[Collection entries]
····················

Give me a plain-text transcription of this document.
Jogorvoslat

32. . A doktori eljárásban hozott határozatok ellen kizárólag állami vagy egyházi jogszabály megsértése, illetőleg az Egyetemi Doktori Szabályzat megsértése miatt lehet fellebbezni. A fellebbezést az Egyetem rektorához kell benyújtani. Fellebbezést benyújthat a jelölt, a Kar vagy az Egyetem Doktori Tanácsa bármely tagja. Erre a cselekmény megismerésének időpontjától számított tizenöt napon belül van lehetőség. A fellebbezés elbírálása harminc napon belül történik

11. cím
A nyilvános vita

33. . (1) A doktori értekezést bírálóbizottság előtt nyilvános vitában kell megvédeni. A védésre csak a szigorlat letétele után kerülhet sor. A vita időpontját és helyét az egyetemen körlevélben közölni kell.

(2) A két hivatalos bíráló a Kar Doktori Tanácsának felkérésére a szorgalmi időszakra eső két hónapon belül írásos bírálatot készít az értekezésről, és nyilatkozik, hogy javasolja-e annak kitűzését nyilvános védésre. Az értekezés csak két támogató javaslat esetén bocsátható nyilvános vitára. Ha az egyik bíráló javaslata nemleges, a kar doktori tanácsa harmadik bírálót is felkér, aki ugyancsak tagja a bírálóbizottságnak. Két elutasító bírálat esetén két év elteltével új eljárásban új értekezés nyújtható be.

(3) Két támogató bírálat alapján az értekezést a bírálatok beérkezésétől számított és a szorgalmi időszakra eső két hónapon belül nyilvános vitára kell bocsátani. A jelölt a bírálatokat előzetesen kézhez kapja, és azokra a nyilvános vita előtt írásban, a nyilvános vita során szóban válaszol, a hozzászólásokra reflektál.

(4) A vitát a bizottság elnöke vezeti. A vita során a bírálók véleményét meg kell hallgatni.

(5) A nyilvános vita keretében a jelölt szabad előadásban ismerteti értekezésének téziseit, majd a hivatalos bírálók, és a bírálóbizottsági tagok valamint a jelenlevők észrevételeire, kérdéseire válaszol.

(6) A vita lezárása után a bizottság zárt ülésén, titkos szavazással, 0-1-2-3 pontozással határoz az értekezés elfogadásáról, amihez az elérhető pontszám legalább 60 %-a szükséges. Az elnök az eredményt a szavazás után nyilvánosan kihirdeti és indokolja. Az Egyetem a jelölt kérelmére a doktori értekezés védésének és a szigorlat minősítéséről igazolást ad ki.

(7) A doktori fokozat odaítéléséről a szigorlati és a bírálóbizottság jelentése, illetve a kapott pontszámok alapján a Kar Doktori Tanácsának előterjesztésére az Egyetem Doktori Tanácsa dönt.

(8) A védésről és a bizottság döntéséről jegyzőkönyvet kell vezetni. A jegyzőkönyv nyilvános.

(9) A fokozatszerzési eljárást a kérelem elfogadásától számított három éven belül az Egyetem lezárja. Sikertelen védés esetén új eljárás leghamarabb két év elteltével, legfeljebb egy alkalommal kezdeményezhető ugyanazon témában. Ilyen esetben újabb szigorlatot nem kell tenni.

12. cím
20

····················

WHAT YOU SHOULD DO
State the count of lines above containing the string "bírálók", and add nothing to it.

ANSWER TO THIS EXERCISE
2